**SUPPLIED RECORDS**
---

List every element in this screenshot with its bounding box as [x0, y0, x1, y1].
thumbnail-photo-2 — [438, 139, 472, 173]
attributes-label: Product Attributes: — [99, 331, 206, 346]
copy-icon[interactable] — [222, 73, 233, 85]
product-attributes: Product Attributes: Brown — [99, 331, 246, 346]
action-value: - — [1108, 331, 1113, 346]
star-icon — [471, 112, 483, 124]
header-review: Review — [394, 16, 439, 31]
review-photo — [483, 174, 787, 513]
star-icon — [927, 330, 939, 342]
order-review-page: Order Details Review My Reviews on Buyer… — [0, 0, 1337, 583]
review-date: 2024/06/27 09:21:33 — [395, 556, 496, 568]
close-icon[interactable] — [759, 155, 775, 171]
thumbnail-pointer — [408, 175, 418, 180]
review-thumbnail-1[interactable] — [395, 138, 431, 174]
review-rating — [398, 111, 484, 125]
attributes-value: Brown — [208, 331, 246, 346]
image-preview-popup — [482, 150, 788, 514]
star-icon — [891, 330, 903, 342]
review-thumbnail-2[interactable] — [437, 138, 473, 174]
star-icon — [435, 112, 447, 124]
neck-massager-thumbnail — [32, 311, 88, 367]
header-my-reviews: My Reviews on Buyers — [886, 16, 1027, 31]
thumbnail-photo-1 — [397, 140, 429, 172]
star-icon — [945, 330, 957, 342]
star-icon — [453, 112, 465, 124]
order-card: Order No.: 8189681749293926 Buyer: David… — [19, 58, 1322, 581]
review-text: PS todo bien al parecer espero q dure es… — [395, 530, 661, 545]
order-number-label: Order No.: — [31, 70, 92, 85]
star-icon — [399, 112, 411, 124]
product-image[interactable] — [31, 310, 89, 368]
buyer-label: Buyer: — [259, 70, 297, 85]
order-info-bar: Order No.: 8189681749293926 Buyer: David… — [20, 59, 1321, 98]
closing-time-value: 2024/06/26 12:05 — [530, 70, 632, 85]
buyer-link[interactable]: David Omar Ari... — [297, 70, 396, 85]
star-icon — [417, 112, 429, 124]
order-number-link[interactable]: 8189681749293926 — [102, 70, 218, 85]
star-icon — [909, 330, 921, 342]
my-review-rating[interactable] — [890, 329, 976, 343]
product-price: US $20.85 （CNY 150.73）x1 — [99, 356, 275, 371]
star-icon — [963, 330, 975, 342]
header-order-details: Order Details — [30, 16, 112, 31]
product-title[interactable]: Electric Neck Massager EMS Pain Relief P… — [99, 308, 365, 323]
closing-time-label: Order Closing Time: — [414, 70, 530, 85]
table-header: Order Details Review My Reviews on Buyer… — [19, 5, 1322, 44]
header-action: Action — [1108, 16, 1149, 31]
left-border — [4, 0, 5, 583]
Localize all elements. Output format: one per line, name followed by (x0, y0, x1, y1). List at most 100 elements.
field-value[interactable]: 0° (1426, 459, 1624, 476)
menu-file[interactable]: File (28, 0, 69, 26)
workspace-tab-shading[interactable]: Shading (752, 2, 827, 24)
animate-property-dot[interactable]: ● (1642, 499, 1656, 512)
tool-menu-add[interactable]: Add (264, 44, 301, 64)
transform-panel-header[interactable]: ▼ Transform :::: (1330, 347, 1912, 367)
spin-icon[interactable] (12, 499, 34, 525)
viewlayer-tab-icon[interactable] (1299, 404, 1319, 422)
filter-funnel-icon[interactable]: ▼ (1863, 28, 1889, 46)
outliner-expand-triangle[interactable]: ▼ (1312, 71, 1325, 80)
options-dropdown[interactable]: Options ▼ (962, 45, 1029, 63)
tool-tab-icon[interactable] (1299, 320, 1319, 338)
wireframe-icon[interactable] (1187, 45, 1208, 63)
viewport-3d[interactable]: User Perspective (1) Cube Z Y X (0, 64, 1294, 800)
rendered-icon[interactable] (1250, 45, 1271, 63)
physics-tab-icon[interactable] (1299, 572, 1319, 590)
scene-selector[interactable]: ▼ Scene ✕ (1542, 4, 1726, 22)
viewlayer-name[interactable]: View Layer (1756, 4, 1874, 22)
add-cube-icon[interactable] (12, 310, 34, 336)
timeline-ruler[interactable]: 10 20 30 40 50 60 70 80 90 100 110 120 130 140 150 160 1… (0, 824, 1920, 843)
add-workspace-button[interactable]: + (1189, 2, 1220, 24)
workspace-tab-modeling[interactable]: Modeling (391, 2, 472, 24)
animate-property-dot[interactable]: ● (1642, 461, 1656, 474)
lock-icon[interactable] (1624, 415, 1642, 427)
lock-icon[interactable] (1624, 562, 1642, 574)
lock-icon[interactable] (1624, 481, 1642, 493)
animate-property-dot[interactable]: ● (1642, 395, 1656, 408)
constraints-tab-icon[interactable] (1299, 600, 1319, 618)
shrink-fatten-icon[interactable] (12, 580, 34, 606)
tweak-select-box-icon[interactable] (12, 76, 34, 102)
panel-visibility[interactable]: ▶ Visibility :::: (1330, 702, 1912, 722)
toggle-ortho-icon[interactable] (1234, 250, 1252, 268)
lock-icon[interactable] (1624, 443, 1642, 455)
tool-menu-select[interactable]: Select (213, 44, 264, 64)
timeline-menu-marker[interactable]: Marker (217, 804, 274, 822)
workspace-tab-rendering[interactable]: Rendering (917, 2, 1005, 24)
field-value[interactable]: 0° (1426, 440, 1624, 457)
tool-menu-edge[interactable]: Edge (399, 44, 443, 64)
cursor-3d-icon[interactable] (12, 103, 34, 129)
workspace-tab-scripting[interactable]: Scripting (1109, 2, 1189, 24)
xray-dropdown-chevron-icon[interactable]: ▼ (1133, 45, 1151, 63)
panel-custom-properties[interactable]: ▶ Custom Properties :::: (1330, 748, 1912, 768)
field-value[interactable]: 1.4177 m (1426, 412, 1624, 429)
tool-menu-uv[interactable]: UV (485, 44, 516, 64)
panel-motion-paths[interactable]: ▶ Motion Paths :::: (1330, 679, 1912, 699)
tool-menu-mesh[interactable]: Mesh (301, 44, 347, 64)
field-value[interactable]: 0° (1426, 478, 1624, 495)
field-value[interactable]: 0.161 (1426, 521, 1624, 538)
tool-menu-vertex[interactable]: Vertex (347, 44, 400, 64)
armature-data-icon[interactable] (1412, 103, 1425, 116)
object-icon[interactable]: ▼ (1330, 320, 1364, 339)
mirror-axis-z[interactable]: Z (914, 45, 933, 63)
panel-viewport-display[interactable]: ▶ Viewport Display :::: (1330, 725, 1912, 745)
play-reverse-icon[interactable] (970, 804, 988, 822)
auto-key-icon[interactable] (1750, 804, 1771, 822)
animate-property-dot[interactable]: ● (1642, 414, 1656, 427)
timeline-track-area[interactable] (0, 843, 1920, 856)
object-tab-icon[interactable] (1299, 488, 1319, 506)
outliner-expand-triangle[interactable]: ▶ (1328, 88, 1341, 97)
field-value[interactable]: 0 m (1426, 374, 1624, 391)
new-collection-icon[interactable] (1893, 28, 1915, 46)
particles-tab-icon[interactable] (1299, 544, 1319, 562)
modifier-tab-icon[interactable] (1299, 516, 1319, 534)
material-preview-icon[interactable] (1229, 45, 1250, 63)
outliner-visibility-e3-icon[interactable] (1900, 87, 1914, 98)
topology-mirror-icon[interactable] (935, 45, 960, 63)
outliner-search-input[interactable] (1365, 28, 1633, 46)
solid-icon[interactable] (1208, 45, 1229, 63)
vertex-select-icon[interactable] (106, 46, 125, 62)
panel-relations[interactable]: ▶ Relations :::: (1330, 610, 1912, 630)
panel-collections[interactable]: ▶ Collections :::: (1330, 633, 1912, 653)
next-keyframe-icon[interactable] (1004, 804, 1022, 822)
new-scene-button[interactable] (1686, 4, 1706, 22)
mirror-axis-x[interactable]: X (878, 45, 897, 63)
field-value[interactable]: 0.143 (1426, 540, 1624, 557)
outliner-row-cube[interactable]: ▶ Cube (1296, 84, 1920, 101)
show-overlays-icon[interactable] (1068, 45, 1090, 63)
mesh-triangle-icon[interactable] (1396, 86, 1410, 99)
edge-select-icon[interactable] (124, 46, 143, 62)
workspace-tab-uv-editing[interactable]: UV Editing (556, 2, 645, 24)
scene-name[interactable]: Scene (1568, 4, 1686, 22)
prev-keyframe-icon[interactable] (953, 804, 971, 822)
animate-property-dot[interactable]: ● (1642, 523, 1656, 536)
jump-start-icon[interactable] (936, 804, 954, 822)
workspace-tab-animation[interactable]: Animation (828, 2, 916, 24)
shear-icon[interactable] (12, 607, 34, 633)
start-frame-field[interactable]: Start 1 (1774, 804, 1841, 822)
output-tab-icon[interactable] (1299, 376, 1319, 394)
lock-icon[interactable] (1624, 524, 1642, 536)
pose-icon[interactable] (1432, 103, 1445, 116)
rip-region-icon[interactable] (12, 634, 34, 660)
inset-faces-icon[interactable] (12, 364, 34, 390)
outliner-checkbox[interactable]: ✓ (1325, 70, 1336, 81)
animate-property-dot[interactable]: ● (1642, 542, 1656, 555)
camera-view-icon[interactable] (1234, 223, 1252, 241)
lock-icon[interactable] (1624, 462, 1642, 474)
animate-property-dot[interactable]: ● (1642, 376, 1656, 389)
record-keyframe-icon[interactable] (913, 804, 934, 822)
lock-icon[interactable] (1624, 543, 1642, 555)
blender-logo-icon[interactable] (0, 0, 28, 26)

---

**REQUIREMENT**
Duplicate every line from the start of the records through the line containing "header-action: Action — [1108, 16, 1149, 31]", inclusive.

**EXERCISE SOLUTION**
List every element in this screenshot with its bounding box as [x0, y0, x1, y1].
thumbnail-photo-2 — [438, 139, 472, 173]
attributes-label: Product Attributes: — [99, 331, 206, 346]
copy-icon[interactable] — [222, 73, 233, 85]
product-attributes: Product Attributes: Brown — [99, 331, 246, 346]
action-value: - — [1108, 331, 1113, 346]
star-icon — [471, 112, 483, 124]
header-review: Review — [394, 16, 439, 31]
review-photo — [483, 174, 787, 513]
star-icon — [927, 330, 939, 342]
order-review-page: Order Details Review My Reviews on Buyer… — [0, 0, 1337, 583]
review-date: 2024/06/27 09:21:33 — [395, 556, 496, 568]
close-icon[interactable] — [759, 155, 775, 171]
thumbnail-pointer — [408, 175, 418, 180]
review-thumbnail-1[interactable] — [395, 138, 431, 174]
review-rating — [398, 111, 484, 125]
attributes-value: Brown — [208, 331, 246, 346]
image-preview-popup — [482, 150, 788, 514]
star-icon — [891, 330, 903, 342]
review-thumbnail-2[interactable] — [437, 138, 473, 174]
star-icon — [435, 112, 447, 124]
neck-massager-thumbnail — [32, 311, 88, 367]
header-my-reviews: My Reviews on Buyers — [886, 16, 1027, 31]
thumbnail-photo-1 — [397, 140, 429, 172]
star-icon — [945, 330, 957, 342]
star-icon — [453, 112, 465, 124]
order-card: Order No.: 8189681749293926 Buyer: David… — [19, 58, 1322, 581]
review-text: PS todo bien al parecer espero q dure es… — [395, 530, 661, 545]
order-number-label: Order No.: — [31, 70, 92, 85]
star-icon — [399, 112, 411, 124]
product-image[interactable] — [31, 310, 89, 368]
buyer-label: Buyer: — [259, 70, 297, 85]
order-info-bar: Order No.: 8189681749293926 Buyer: David… — [20, 59, 1321, 98]
closing-time-value: 2024/06/26 12:05 — [530, 70, 632, 85]
buyer-link[interactable]: David Omar Ari... — [297, 70, 396, 85]
star-icon — [417, 112, 429, 124]
order-number-link[interactable]: 8189681749293926 — [102, 70, 218, 85]
star-icon — [909, 330, 921, 342]
my-review-rating[interactable] — [890, 329, 976, 343]
product-price: US $20.85 （CNY 150.73）x1 — [99, 356, 275, 371]
star-icon — [963, 330, 975, 342]
header-order-details: Order Details — [30, 16, 112, 31]
product-title[interactable]: Electric Neck Massager EMS Pain Relief P… — [99, 308, 365, 323]
closing-time-label: Order Closing Time: — [414, 70, 530, 85]
table-header: Order Details Review My Reviews on Buyer… — [19, 5, 1322, 44]
header-action: Action — [1108, 16, 1149, 31]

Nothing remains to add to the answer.